AIM OF THE TASK »
The listing beneath should be written out in full, exactly as shown.

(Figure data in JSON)
++++++++++++++++++++

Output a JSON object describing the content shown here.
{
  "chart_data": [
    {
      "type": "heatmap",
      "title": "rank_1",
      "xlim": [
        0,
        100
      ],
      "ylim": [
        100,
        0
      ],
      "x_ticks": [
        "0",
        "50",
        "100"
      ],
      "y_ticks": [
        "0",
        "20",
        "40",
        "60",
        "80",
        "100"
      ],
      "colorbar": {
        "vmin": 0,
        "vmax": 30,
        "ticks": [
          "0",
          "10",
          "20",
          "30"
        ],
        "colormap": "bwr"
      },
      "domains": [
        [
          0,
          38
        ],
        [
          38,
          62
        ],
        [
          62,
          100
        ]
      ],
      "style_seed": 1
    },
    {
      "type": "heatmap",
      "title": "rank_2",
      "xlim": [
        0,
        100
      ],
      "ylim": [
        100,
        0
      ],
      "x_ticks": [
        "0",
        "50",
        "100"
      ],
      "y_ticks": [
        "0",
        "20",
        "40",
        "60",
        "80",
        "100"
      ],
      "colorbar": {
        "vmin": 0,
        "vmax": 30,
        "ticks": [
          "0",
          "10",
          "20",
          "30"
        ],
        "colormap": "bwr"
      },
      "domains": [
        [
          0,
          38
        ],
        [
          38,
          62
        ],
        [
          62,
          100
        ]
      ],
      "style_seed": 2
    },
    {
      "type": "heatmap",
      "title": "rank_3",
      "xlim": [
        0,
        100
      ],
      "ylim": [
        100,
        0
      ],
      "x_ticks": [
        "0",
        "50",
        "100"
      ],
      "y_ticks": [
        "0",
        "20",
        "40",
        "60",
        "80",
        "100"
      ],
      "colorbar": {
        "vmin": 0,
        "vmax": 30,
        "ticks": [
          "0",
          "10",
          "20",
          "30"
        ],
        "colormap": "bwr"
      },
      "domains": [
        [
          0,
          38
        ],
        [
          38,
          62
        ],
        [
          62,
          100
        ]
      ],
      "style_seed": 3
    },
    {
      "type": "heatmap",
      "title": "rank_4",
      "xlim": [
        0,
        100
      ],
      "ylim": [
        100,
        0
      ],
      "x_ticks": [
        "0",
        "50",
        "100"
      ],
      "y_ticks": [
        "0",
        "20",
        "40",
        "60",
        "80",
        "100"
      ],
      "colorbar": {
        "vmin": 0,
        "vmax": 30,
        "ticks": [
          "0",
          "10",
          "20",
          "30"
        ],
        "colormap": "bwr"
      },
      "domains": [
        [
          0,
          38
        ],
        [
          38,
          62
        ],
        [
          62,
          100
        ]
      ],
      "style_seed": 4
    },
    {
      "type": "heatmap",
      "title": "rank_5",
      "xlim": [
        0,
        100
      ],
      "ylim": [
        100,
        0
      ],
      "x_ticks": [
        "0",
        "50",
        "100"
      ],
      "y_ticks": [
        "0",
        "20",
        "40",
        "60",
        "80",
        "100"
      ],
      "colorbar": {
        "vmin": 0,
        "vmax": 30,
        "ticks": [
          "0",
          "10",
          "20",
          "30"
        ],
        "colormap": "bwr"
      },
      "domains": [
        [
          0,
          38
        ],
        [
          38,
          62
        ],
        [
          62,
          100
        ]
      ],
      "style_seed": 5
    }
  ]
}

++++++++++++++++++++

RESULT FOR THIS EXERCISE »
Output a JSON object describing the content shown here.
{
  "chart_data": [
    {
      "type": "heatmap",
      "title": "rank_1",
      "xlim": [
        0,
        100
      ],
      "ylim": [
        100,
        0
      ],
      "x_ticks": [
        "0",
        "50",
        "100"
      ],
      "y_ticks": [
        "0",
        "20",
        "40",
        "60",
        "80",
        "100"
      ],
      "colorbar": {
        "vmin": 0,
        "vmax": 30,
        "ticks": [
          "0",
          "10",
          "20",
          "30"
        ],
        "colormap": "bwr"
      },
      "domains": [
        [
          0,
          38
        ],
        [
          38,
          62
        ],
        [
          62,
          100
        ]
      ],
      "style_seed": 1
    },
    {
      "type": "heatmap",
      "title": "rank_2",
      "xlim": [
        0,
        100
      ],
      "ylim": [
        100,
        0
      ],
      "x_ticks": [
        "0",
        "50",
        "100"
      ],
      "y_ticks": [
        "0",
        "20",
        "40",
        "60",
        "80",
        "100"
      ],
      "colorbar": {
        "vmin": 0,
        "vmax": 30,
        "ticks": [
          "0",
          "10",
          "20",
          "30"
        ],
        "colormap": "bwr"
      },
      "domains": [
        [
          0,
          38
        ],
        [
          38,
          62
        ],
        [
          62,
          100
        ]
      ],
      "style_seed": 2
    },
    {
      "type": "heatmap",
      "title": "rank_3",
      "xlim": [
        0,
        100
      ],
      "ylim": [
        100,
        0
      ],
      "x_ticks": [
        "0",
        "50",
        "100"
      ],
      "y_ticks": [
        "0",
        "20",
        "40",
        "60",
        "80",
        "100"
      ],
      "colorbar": {
        "vmin": 0,
        "vmax": 30,
        "ticks": [
          "0",
          "10",
          "20",
          "30"
        ],
        "colormap": "bwr"
      },
      "domains": [
        [
          0,
          38
        ],
        [
          38,
          62
        ],
        [
          62,
          100
        ]
      ],
      "style_seed": 3
    },
    {
      "type": "heatmap",
      "title": "rank_4",
      "xlim": [
        0,
        100
      ],
      "ylim": [
        100,
        0
      ],
      "x_ticks": [
        "0",
        "50",
        "100"
      ],
      "y_ticks": [
        "0",
        "20",
        "40",
        "60",
        "80",
        "100"
      ],
      "colorbar": {
        "vmin": 0,
        "vmax": 30,
        "ticks": [
          "0",
          "10",
          "20",
          "30"
        ],
        "colormap": "bwr"
      },
      "domains": [
        [
          0,
          38
        ],
        [
          38,
          62
        ],
        [
          62,
          100
        ]
      ],
      "style_seed": 4
    },
    {
      "type": "heatmap",
      "title": "rank_5",
      "xlim": [
        0,
        100
      ],
      "ylim": [
        100,
        0
      ],
      "x_ticks": [
        "0",
        "50",
        "100"
      ],
      "y_ticks": [
        "0",
        "20",
        "40",
        "60",
        "80",
        "100"
      ],
      "colorbar": {
        "vmin": 0,
        "vmax": 30,
        "ticks": [
          "0",
          "10",
          "20",
          "30"
        ],
        "colormap": "bwr"
      },
      "domains": [
        [
          0,
          38
        ],
        [
          38,
          62
        ],
        [
          62,
          100
        ]
      ],
      "style_seed": 5
    }
  ]
}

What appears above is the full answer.